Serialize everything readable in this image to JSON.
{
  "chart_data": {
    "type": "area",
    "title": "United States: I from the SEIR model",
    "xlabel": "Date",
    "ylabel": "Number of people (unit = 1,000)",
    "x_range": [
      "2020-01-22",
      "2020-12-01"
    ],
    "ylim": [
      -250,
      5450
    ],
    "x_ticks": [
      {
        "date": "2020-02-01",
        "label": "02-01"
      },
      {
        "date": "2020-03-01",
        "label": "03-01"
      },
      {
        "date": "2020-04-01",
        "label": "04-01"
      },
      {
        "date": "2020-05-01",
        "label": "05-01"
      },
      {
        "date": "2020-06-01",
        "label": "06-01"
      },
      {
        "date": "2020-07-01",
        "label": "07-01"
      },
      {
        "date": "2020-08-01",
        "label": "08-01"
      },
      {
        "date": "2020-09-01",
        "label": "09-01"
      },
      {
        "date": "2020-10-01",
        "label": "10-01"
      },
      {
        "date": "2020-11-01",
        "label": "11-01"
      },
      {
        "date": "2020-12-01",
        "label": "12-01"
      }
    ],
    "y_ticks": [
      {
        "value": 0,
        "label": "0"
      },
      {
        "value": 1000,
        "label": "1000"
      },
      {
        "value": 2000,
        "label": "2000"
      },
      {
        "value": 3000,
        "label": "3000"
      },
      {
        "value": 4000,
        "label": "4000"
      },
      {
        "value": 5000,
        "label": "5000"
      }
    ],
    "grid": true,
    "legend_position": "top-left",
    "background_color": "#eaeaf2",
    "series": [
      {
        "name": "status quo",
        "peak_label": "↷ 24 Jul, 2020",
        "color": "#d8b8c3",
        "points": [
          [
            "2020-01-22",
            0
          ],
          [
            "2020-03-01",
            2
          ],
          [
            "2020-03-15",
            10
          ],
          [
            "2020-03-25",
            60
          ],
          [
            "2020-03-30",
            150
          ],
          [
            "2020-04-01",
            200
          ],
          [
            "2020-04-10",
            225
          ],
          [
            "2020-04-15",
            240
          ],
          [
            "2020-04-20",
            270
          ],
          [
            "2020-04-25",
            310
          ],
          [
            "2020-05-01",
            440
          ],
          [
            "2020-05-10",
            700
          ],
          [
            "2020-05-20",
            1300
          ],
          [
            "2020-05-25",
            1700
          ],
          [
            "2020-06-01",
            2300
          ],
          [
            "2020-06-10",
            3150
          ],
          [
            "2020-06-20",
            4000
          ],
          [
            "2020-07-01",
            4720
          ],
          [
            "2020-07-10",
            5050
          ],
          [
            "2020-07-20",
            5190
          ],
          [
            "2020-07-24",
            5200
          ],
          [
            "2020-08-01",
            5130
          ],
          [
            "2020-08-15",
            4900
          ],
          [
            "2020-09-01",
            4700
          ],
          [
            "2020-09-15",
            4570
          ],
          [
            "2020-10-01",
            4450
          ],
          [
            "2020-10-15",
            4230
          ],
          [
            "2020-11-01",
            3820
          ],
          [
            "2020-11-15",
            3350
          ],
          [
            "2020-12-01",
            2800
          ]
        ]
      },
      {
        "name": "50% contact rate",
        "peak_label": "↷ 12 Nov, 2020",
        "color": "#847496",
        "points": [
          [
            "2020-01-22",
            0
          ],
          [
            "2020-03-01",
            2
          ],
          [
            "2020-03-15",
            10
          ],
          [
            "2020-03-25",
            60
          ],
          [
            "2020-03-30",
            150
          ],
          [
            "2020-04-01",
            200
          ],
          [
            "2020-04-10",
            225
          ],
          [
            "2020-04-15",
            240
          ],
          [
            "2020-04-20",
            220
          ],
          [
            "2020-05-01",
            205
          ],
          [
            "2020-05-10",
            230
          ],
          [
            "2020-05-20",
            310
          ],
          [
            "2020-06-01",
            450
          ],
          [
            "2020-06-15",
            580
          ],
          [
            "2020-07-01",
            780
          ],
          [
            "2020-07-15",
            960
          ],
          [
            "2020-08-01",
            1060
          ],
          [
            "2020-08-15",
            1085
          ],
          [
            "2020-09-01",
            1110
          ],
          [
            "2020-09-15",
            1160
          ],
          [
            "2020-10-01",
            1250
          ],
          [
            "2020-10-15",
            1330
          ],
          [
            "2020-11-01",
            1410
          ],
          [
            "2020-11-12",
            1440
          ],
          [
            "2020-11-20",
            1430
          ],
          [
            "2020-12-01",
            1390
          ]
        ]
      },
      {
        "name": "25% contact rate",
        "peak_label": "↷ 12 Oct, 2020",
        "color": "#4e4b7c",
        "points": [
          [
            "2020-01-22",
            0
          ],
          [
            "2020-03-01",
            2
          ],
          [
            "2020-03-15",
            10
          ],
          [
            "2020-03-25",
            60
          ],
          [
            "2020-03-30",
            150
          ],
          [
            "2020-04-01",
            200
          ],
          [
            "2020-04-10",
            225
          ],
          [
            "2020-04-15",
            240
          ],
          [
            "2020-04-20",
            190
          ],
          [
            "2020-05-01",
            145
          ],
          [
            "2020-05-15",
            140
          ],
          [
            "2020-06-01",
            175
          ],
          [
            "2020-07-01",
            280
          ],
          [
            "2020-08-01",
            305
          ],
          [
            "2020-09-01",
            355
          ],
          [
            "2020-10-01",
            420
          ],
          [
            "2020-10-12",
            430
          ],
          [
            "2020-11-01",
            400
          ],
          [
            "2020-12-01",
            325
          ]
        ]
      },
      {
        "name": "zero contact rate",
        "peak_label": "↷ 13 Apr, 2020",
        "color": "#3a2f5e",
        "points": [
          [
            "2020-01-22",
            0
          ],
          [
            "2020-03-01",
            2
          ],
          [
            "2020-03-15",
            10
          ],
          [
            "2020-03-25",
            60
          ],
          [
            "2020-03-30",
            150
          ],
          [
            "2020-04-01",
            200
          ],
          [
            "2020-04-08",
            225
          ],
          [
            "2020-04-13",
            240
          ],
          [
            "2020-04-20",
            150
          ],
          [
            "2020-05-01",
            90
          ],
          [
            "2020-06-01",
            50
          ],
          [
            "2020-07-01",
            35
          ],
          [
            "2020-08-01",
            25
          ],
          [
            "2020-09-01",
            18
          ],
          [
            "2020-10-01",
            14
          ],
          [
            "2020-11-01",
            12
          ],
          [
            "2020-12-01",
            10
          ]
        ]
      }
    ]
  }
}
++++++
- [WORK TO DO]
Write down all the entries again without a single difference.

- [SOLUTION]
Serialize everything readable in this image to JSON.
{
  "chart_data": {
    "type": "area",
    "title": "United States: I from the SEIR model",
    "xlabel": "Date",
    "ylabel": "Number of people (unit = 1,000)",
    "x_range": [
      "2020-01-22",
      "2020-12-01"
    ],
    "ylim": [
      -250,
      5450
    ],
    "x_ticks": [
      {
        "date": "2020-02-01",
        "label": "02-01"
      },
      {
        "date": "2020-03-01",
        "label": "03-01"
      },
      {
        "date": "2020-04-01",
        "label": "04-01"
      },
      {
        "date": "2020-05-01",
        "label": "05-01"
      },
      {
        "date": "2020-06-01",
        "label": "06-01"
      },
      {
        "date": "2020-07-01",
        "label": "07-01"
      },
      {
        "date": "2020-08-01",
        "label": "08-01"
      },
      {
        "date": "2020-09-01",
        "label": "09-01"
      },
      {
        "date": "2020-10-01",
        "label": "10-01"
      },
      {
        "date": "2020-11-01",
        "label": "11-01"
      },
      {
        "date": "2020-12-01",
        "label": "12-01"
      }
    ],
    "y_ticks": [
      {
        "value": 0,
        "label": "0"
      },
      {
        "value": 1000,
        "label": "1000"
      },
      {
        "value": 2000,
        "label": "2000"
      },
      {
        "value": 3000,
        "label": "3000"
      },
      {
        "value": 4000,
        "label": "4000"
      },
      {
        "value": 5000,
        "label": "5000"
      }
    ],
    "grid": true,
    "legend_position": "top-left",
    "background_color": "#eaeaf2",
    "series": [
      {
        "name": "status quo",
        "peak_label": "↷ 24 Jul, 2020",
        "color": "#d8b8c3",
        "points": [
          [
            "2020-01-22",
            0
          ],
          [
            "2020-03-01",
            2
          ],
          [
            "2020-03-15",
            10
          ],
          [
            "2020-03-25",
            60
          ],
          [
            "2020-03-30",
            150
          ],
          [
            "2020-04-01",
            200
          ],
          [
            "2020-04-10",
            225
          ],
          [
            "2020-04-15",
            240
          ],
          [
            "2020-04-20",
            270
          ],
          [
            "2020-04-25",
            310
          ],
          [
            "2020-05-01",
            440
          ],
          [
            "2020-05-10",
            700
          ],
          [
            "2020-05-20",
            1300
          ],
          [
            "2020-05-25",
            1700
          ],
          [
            "2020-06-01",
            2300
          ],
          [
            "2020-06-10",
            3150
          ],
          [
            "2020-06-20",
            4000
          ],
          [
            "2020-07-01",
            4720
          ],
          [
            "2020-07-10",
            5050
          ],
          [
            "2020-07-20",
            5190
          ],
          [
            "2020-07-24",
            5200
          ],
          [
            "2020-08-01",
            5130
          ],
          [
            "2020-08-15",
            4900
          ],
          [
            "2020-09-01",
            4700
          ],
          [
            "2020-09-15",
            4570
          ],
          [
            "2020-10-01",
            4450
          ],
          [
            "2020-10-15",
            4230
          ],
          [
            "2020-11-01",
            3820
          ],
          [
            "2020-11-15",
            3350
          ],
          [
            "2020-12-01",
            2800
          ]
        ]
      },
      {
        "name": "50% contact rate",
        "peak_label": "↷ 12 Nov, 2020",
        "color": "#847496",
        "points": [
          [
            "2020-01-22",
            0
          ],
          [
            "2020-03-01",
            2
          ],
          [
            "2020-03-15",
            10
          ],
          [
            "2020-03-25",
            60
          ],
          [
            "2020-03-30",
            150
          ],
          [
            "2020-04-01",
            200
          ],
          [
            "2020-04-10",
            225
          ],
          [
            "2020-04-15",
            240
          ],
          [
            "2020-04-20",
            220
          ],
          [
            "2020-05-01",
            205
          ],
          [
            "2020-05-10",
            230
          ],
          [
            "2020-05-20",
            310
          ],
          [
            "2020-06-01",
            450
          ],
          [
            "2020-06-15",
            580
          ],
          [
            "2020-07-01",
            780
          ],
          [
            "2020-07-15",
            960
          ],
          [
            "2020-08-01",
            1060
          ],
          [
            "2020-08-15",
            1085
          ],
          [
            "2020-09-01",
            1110
          ],
          [
            "2020-09-15",
            1160
          ],
          [
            "2020-10-01",
            1250
          ],
          [
            "2020-10-15",
            1330
          ],
          [
            "2020-11-01",
            1410
          ],
          [
            "2020-11-12",
            1440
          ],
          [
            "2020-11-20",
            1430
          ],
          [
            "2020-12-01",
            1390
          ]
        ]
      },
      {
        "name": "25% contact rate",
        "peak_label": "↷ 12 Oct, 2020",
        "color": "#4e4b7c",
        "points": [
          [
            "2020-01-22",
            0
          ],
          [
            "2020-03-01",
            2
          ],
          [
            "2020-03-15",
            10
          ],
          [
            "2020-03-25",
            60
          ],
          [
            "2020-03-30",
            150
          ],
          [
            "2020-04-01",
            200
          ],
          [
            "2020-04-10",
            225
          ],
          [
            "2020-04-15",
            240
          ],
          [
            "2020-04-20",
            190
          ],
          [
            "2020-05-01",
            145
          ],
          [
            "2020-05-15",
            140
          ],
          [
            "2020-06-01",
            175
          ],
          [
            "2020-07-01",
            280
          ],
          [
            "2020-08-01",
            305
          ],
          [
            "2020-09-01",
            355
          ],
          [
            "2020-10-01",
            420
          ],
          [
            "2020-10-12",
            430
          ],
          [
            "2020-11-01",
            400
          ],
          [
            "2020-12-01",
            325
          ]
        ]
      },
      {
        "name": "zero contact rate",
        "peak_label": "↷ 13 Apr, 2020",
        "color": "#3a2f5e",
        "points": [
          [
            "2020-01-22",
            0
          ],
          [
            "2020-03-01",
            2
          ],
          [
            "2020-03-15",
            10
          ],
          [
            "2020-03-25",
            60
          ],
          [
            "2020-03-30",
            150
          ],
          [
            "2020-04-01",
            200
          ],
          [
            "2020-04-08",
            225
          ],
          [
            "2020-04-13",
            240
          ],
          [
            "2020-04-20",
            150
          ],
          [
            "2020-05-01",
            90
          ],
          [
            "2020-06-01",
            50
          ],
          [
            "2020-07-01",
            35
          ],
          [
            "2020-08-01",
            25
          ],
          [
            "2020-09-01",
            18
          ],
          [
            "2020-10-01",
            14
          ],
          [
            "2020-11-01",
            12
          ],
          [
            "2020-12-01",
            10
          ]
        ]
      }
    ]
  }
}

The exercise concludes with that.